== Material provided ==
• • • • • • •

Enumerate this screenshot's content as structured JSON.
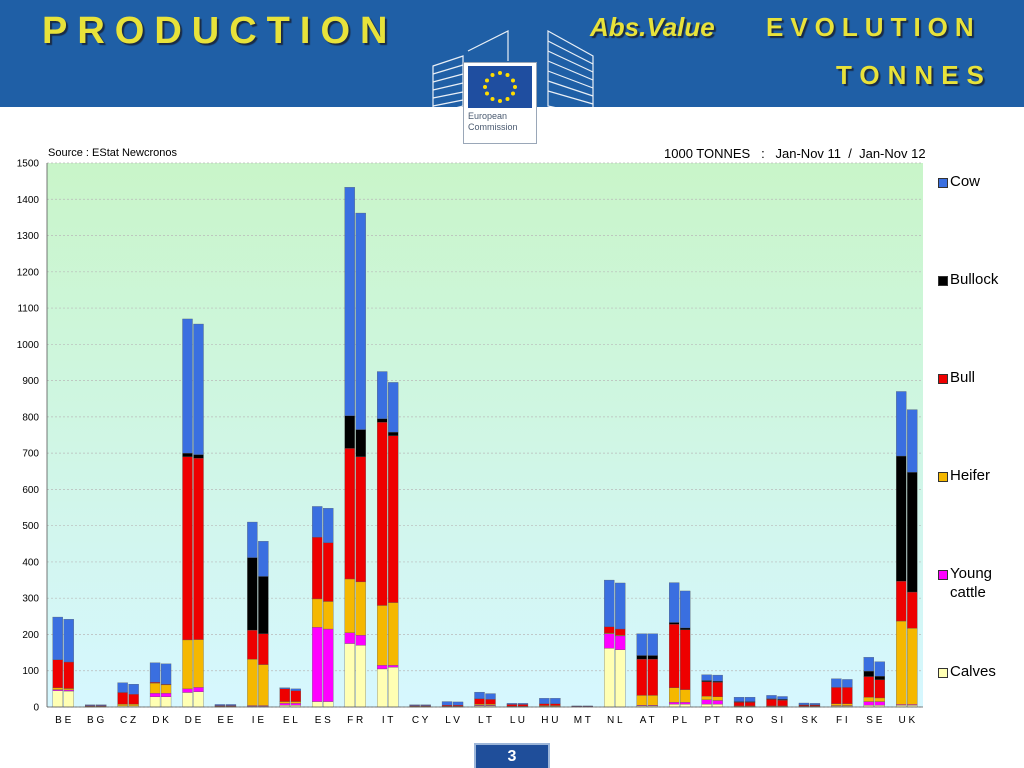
{
  "header": {
    "title_left": "PRODUCTION",
    "title_abs": "Abs.Value",
    "title_evolution": "EVOLUTION",
    "title_tonnes": "TONNES",
    "logo_line1": "European",
    "logo_line2": "Commission"
  },
  "source": "Source : EStat Newcronos",
  "period": "1000 TONNES   :   Jan-Nov 11  /  Jan-Nov 12",
  "page_number": "3",
  "colors": {
    "Calves": "#ffffb3",
    "Young cattle": "#ff00ff",
    "Heifer": "#f5b800",
    "Bull": "#ee0000",
    "Bullock": "#000000",
    "Cow": "#3a6fe0",
    "header_bg": "#1f5fa6",
    "title_yellow": "#e8e23a"
  },
  "legend": [
    "Cow",
    "Bullock",
    "Bull",
    "Heifer",
    "Young cattle",
    "Calves"
  ],
  "chart_data": {
    "type": "bar",
    "stacked": true,
    "title": "",
    "ylim": [
      0,
      1500
    ],
    "yticks": [
      0,
      100,
      200,
      300,
      400,
      500,
      600,
      700,
      800,
      900,
      1000,
      1100,
      1200,
      1300,
      1400,
      1500
    ],
    "categories": [
      "B E",
      "B G",
      "C Z",
      "D K",
      "D E",
      "E E",
      "I E",
      "E L",
      "E S",
      "F R",
      "I T",
      "C Y",
      "L V",
      "L T",
      "L U",
      "H U",
      "M T",
      "N L",
      "A T",
      "P L",
      "P T",
      "R O",
      "S I",
      "S K",
      "F I",
      "S E",
      "U K"
    ],
    "periods": [
      "Jan-Nov 11",
      "Jan-Nov 12"
    ],
    "series_order": [
      "Calves",
      "Young cattle",
      "Heifer",
      "Bull",
      "Bullock",
      "Cow"
    ],
    "data": {
      "B E": [
        [
          45,
          3,
          5,
          77,
          0,
          118
        ],
        [
          44,
          3,
          4,
          73,
          0,
          118
        ]
      ],
      "B G": [
        [
          1,
          0,
          1,
          2,
          0,
          2
        ],
        [
          1,
          0,
          1,
          2,
          0,
          2
        ]
      ],
      "C Z": [
        [
          3,
          0,
          5,
          32,
          0,
          27
        ],
        [
          3,
          0,
          5,
          27,
          0,
          28
        ]
      ],
      "D K": [
        [
          28,
          10,
          28,
          2,
          0,
          54
        ],
        [
          28,
          10,
          23,
          2,
          0,
          56
        ]
      ],
      "D E": [
        [
          40,
          10,
          135,
          505,
          10,
          370
        ],
        [
          42,
          12,
          132,
          500,
          10,
          360
        ]
      ],
      "E E": [
        [
          1,
          0,
          1,
          2,
          0,
          3
        ],
        [
          1,
          0,
          1,
          2,
          0,
          3
        ]
      ],
      "I E": [
        [
          2,
          2,
          128,
          80,
          200,
          98
        ],
        [
          2,
          2,
          113,
          85,
          158,
          97
        ]
      ],
      "E L": [
        [
          5,
          5,
          5,
          35,
          0,
          3
        ],
        [
          5,
          5,
          5,
          30,
          0,
          5
        ]
      ],
      "E S": [
        [
          15,
          205,
          78,
          170,
          0,
          85
        ],
        [
          15,
          200,
          76,
          162,
          0,
          95
        ]
      ],
      "F R": [
        [
          175,
          30,
          148,
          360,
          90,
          630
        ],
        [
          170,
          28,
          147,
          345,
          75,
          597
        ]
      ],
      "I T": [
        [
          105,
          10,
          165,
          505,
          10,
          130
        ],
        [
          110,
          5,
          173,
          460,
          10,
          137
        ]
      ],
      "C Y": [
        [
          1,
          0,
          1,
          2,
          0,
          2
        ],
        [
          1,
          0,
          1,
          2,
          0,
          2
        ]
      ],
      "L V": [
        [
          1,
          0,
          1,
          3,
          0,
          10
        ],
        [
          1,
          0,
          1,
          3,
          0,
          9
        ]
      ],
      "L T": [
        [
          3,
          2,
          3,
          15,
          0,
          18
        ],
        [
          3,
          2,
          3,
          13,
          0,
          16
        ]
      ],
      "L U": [
        [
          1,
          0,
          1,
          5,
          0,
          3
        ],
        [
          1,
          0,
          1,
          5,
          0,
          3
        ]
      ],
      "H U": [
        [
          2,
          0,
          2,
          5,
          0,
          15
        ],
        [
          2,
          0,
          2,
          5,
          0,
          15
        ]
      ],
      "M T": [
        [
          0,
          0,
          0,
          2,
          0,
          1
        ],
        [
          0,
          0,
          0,
          2,
          0,
          1
        ]
      ],
      "N L": [
        [
          162,
          40,
          2,
          17,
          0,
          129
        ],
        [
          158,
          38,
          2,
          17,
          0,
          127
        ]
      ],
      "A T": [
        [
          3,
          2,
          27,
          100,
          10,
          60
        ],
        [
          3,
          2,
          27,
          100,
          10,
          60
        ]
      ],
      "P L": [
        [
          8,
          5,
          40,
          175,
          5,
          110
        ],
        [
          8,
          5,
          35,
          165,
          5,
          102
        ]
      ],
      "P T": [
        [
          8,
          12,
          10,
          40,
          3,
          16
        ],
        [
          8,
          10,
          10,
          40,
          3,
          17
        ]
      ],
      "R O": [
        [
          1,
          1,
          1,
          10,
          2,
          12
        ],
        [
          1,
          1,
          1,
          10,
          2,
          12
        ]
      ],
      "S I": [
        [
          1,
          1,
          1,
          18,
          2,
          9
        ],
        [
          1,
          1,
          1,
          16,
          2,
          8
        ]
      ],
      "S K": [
        [
          1,
          0,
          1,
          3,
          1,
          5
        ],
        [
          1,
          0,
          1,
          3,
          1,
          4
        ]
      ],
      "F I": [
        [
          3,
          1,
          5,
          45,
          0,
          24
        ],
        [
          3,
          1,
          5,
          45,
          0,
          22
        ]
      ],
      "S E": [
        [
          5,
          10,
          12,
          57,
          15,
          38
        ],
        [
          5,
          10,
          10,
          50,
          10,
          40
        ]
      ],
      "U K": [
        [
          5,
          2,
          230,
          110,
          345,
          178
        ],
        [
          5,
          2,
          210,
          100,
          330,
          173
        ]
      ]
    }
  }
}
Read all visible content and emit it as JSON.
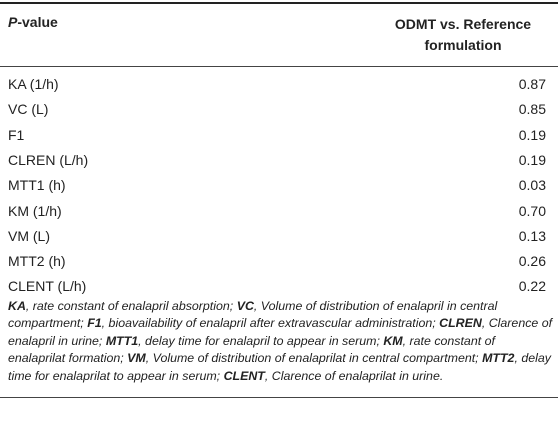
{
  "table": {
    "header": {
      "col1_italic": "P",
      "col1_rest": "-value",
      "col2_line1": "ODMT vs. Reference",
      "col2_line2": "formulation"
    },
    "rows": [
      {
        "label": "KA (1/h)",
        "value": "0.87"
      },
      {
        "label": "VC (L)",
        "value": "0.85"
      },
      {
        "label": "F1",
        "value": "0.19"
      },
      {
        "label": "CLREN (L/h)",
        "value": "0.19"
      },
      {
        "label": "MTT1 (h)",
        "value": "0.03"
      },
      {
        "label": "KM (1/h)",
        "value": "0.70"
      },
      {
        "label": "VM (L)",
        "value": "0.13"
      },
      {
        "label": "MTT2 (h)",
        "value": "0.26"
      },
      {
        "label": "CLENT (L/h)",
        "value": "0.22"
      }
    ]
  },
  "footnote": [
    {
      "term": "KA",
      "desc": ", rate constant of enalapril absorption; "
    },
    {
      "term": "VC",
      "desc": ", Volume of distribution of enalapril in central compartment; "
    },
    {
      "term": "F1",
      "desc": ", bioavailability of enalapril after extravascular administration; "
    },
    {
      "term": "CLREN",
      "desc": ", Clarence of enalapril in urine; "
    },
    {
      "term": "MTT1",
      "desc": ", delay time for enalapril to appear in serum; "
    },
    {
      "term": "KM",
      "desc": ", rate constant of enalaprilat formation; "
    },
    {
      "term": "VM",
      "desc": ", Volume of distribution of enalaprilat in central compartment; "
    },
    {
      "term": "MTT2",
      "desc": ", delay time for enalaprilat to appear in serum; "
    },
    {
      "term": "CLENT",
      "desc": ", Clarence of enalaprilat in urine."
    }
  ]
}
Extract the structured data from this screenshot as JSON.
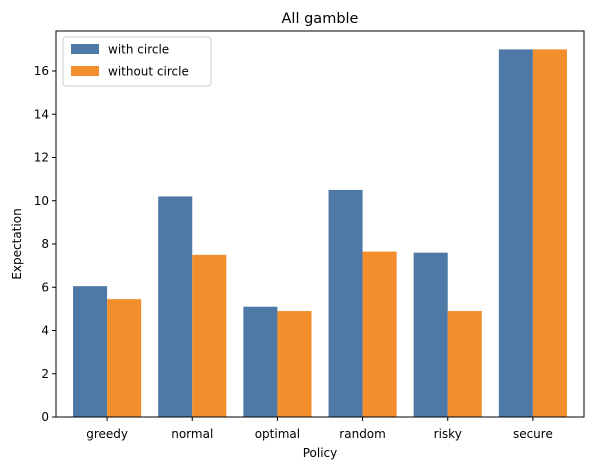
{
  "chart_data": {
    "type": "bar",
    "title": "All gamble",
    "xlabel": "Policy",
    "ylabel": "Expectation",
    "categories": [
      "greedy",
      "normal",
      "optimal",
      "random",
      "risky",
      "secure"
    ],
    "series": [
      {
        "name": "with circle",
        "color": "#4e79a7",
        "values": [
          6.05,
          10.2,
          5.1,
          10.5,
          7.6,
          17.0
        ]
      },
      {
        "name": "without circle",
        "color": "#f28e2b",
        "values": [
          5.45,
          7.5,
          4.9,
          7.65,
          4.9,
          17.0
        ]
      }
    ],
    "ylim": [
      0,
      17.85
    ],
    "yticks": [
      0,
      2,
      4,
      6,
      8,
      10,
      12,
      14,
      16
    ],
    "grid": false,
    "legend": "top-left"
  }
}
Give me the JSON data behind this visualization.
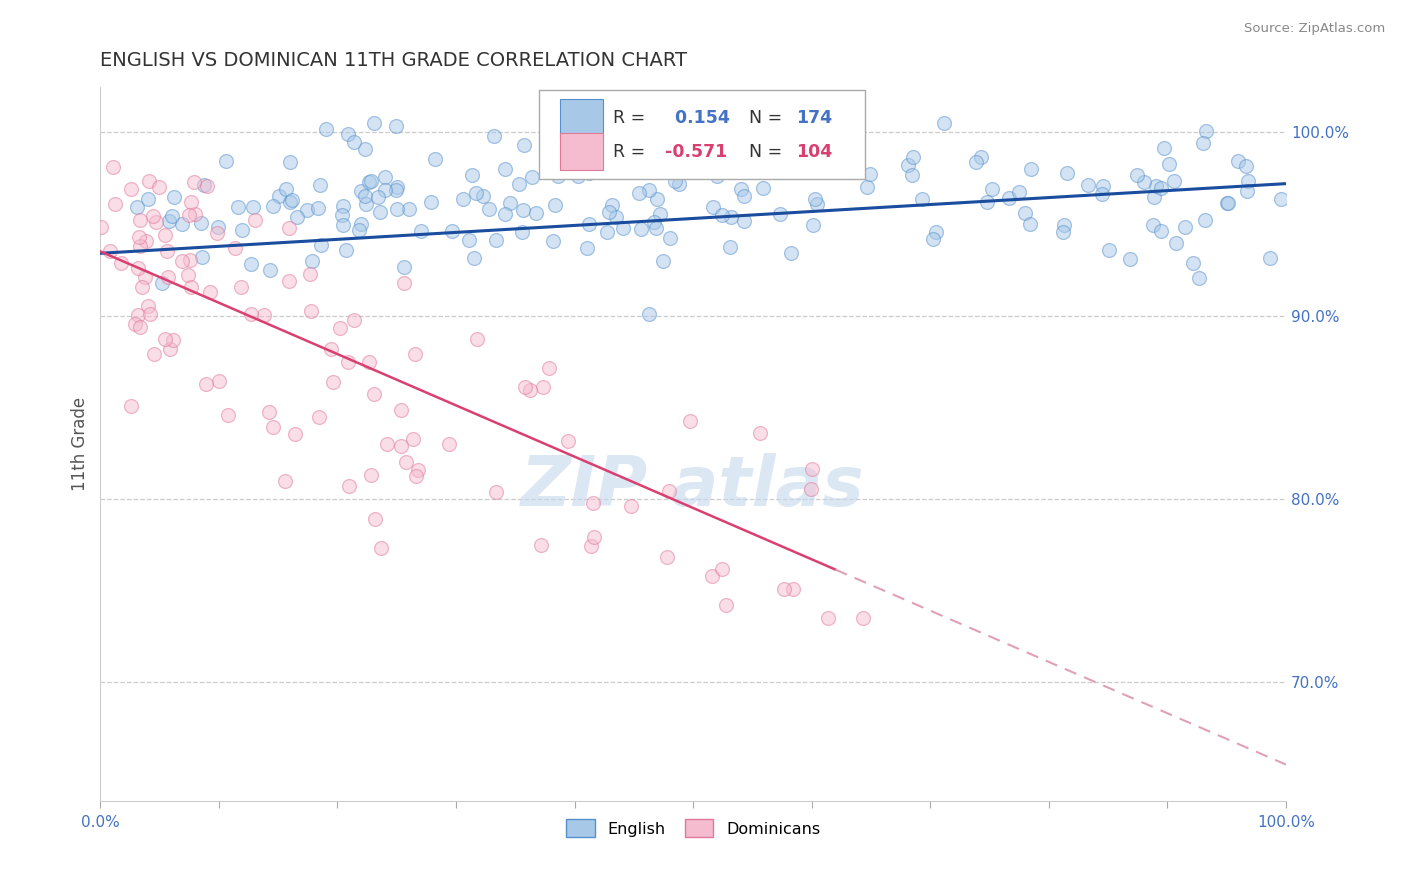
{
  "title": "ENGLISH VS DOMINICAN 11TH GRADE CORRELATION CHART",
  "source": "Source: ZipAtlas.com",
  "ylabel": "11th Grade",
  "xlim": [
    0.0,
    1.0
  ],
  "ylim": [
    0.635,
    1.025
  ],
  "right_yticks": [
    0.7,
    0.8,
    0.9,
    1.0
  ],
  "right_yticklabels": [
    "70.0%",
    "80.0%",
    "90.0%",
    "100.0%"
  ],
  "xticks": [
    0.0,
    0.1,
    0.2,
    0.3,
    0.4,
    0.5,
    0.6,
    0.7,
    0.8,
    0.9,
    1.0
  ],
  "xticklabels": [
    "0.0%",
    "",
    "",
    "",
    "",
    "",
    "",
    "",
    "",
    "",
    "100.0%"
  ],
  "english_color": "#a8c8e8",
  "english_edge_color": "#5590cc",
  "dominican_color": "#f5bcd0",
  "dominican_edge_color": "#e07898",
  "english_line_color": "#1a4d9e",
  "dominican_line_color": "#d94070",
  "dominican_dash_color": "#e0a0b8",
  "background_color": "#ffffff",
  "grid_color": "#cccccc",
  "title_color": "#333333",
  "watermark_color": "#c5d8ee",
  "marker_size": 100,
  "alpha_english": 0.5,
  "alpha_dominican": 0.5,
  "english_R": 0.154,
  "english_N": 174,
  "dominican_R": -0.571,
  "dominican_N": 104
}
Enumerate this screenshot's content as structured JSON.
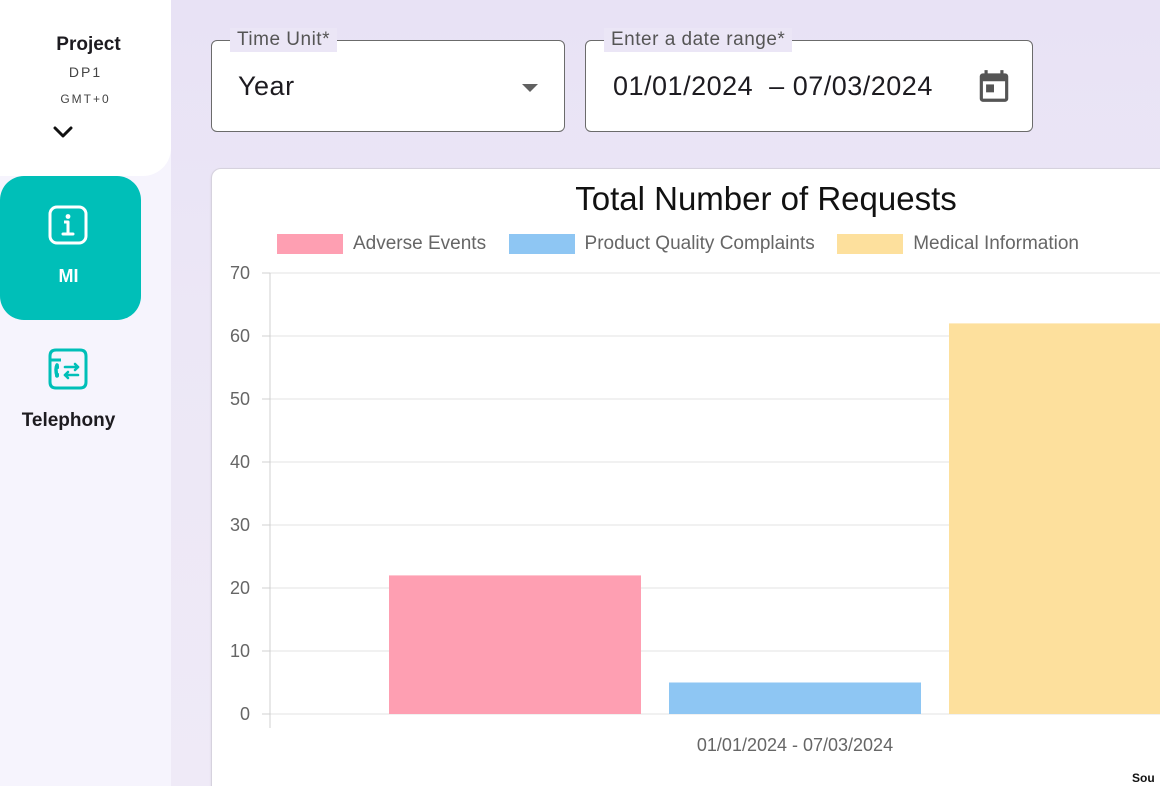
{
  "sidebar": {
    "project": {
      "title": "Project",
      "code": "DP1",
      "timezone": "GMT+0",
      "chevron_icon": "chevron-down-icon"
    },
    "items": [
      {
        "label": "MI",
        "icon": "info-icon",
        "active": true,
        "color": "#00bfb8"
      },
      {
        "label": "Telephony",
        "icon": "telephony-icon",
        "active": false,
        "color": "#00bfb8"
      }
    ]
  },
  "filters": {
    "time_unit": {
      "label": "Time Unit*",
      "value": "Year"
    },
    "date_range": {
      "label": "Enter a date range*",
      "start": "01/01/2024",
      "separator": "–",
      "end": "07/03/2024",
      "icon": "calendar-icon"
    }
  },
  "chart_data": {
    "type": "bar",
    "title": "Total Number of Requests",
    "categories": [
      "01/01/2024 - 07/03/2024"
    ],
    "series": [
      {
        "name": "Adverse Events",
        "values": [
          22
        ],
        "color": "#fe9fb2"
      },
      {
        "name": "Product Quality Complaints",
        "values": [
          5
        ],
        "color": "#8ec6f3"
      },
      {
        "name": "Medical Information",
        "values": [
          62
        ],
        "color": "#fde09d"
      }
    ],
    "ylim": [
      0,
      70
    ],
    "yticks": [
      0,
      10,
      20,
      30,
      40,
      50,
      60,
      70
    ],
    "grid": true,
    "legend": "top",
    "source_note": "Sou"
  }
}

• • • • • • •

== Directive ==
In the entries above, find each line with the word "urine" and copy it.

== Correct result ==
      "desc": ", Clarence of enalapril in urine; "
      "desc": ", Clarence of enalaprilat in urine."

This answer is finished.